#### To be done
Transcribe the records below exactly as they appear.

________

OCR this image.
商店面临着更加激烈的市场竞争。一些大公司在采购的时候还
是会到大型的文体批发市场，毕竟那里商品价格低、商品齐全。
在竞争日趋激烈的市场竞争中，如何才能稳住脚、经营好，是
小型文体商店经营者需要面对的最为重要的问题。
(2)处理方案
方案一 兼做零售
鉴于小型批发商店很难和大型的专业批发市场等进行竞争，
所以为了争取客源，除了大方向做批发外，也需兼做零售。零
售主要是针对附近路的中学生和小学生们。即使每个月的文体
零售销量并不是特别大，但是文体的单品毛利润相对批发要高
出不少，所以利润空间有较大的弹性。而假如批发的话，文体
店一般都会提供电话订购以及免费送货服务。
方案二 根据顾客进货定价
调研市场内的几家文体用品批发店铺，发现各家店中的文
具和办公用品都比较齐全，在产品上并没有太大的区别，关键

________

#### Solved exercise
OCR this image.
商店面临着更加激烈的市场竞争。一些大公司在采购的时候还
是会到大型的文体批发市场，毕竟那里商品价格低、商品齐全。
在竞争日趋激烈的市场竞争中，如何才能稳住脚、经营好，是
小型文体商店经营者需要面对的最为重要的问题。
(2)处理方案
方案一 兼做零售
鉴于小型批发商店很难和大型的专业批发市场等进行竞争，
所以为了争取客源，除了大方向做批发外，也需兼做零售。零
售主要是针对附近路的中学生和小学生们。即使每个月的文体
零售销量并不是特别大，但是文体的单品毛利润相对批发要高
出不少，所以利润空间有较大的弹性。而假如批发的话，文体
店一般都会提供电话订购以及免费送货服务。
方案二 根据顾客进货定价
调研市场内的几家文体用品批发店铺，发现各家店中的文
具和办公用品都比较齐全，在产品上并没有太大的区别，关键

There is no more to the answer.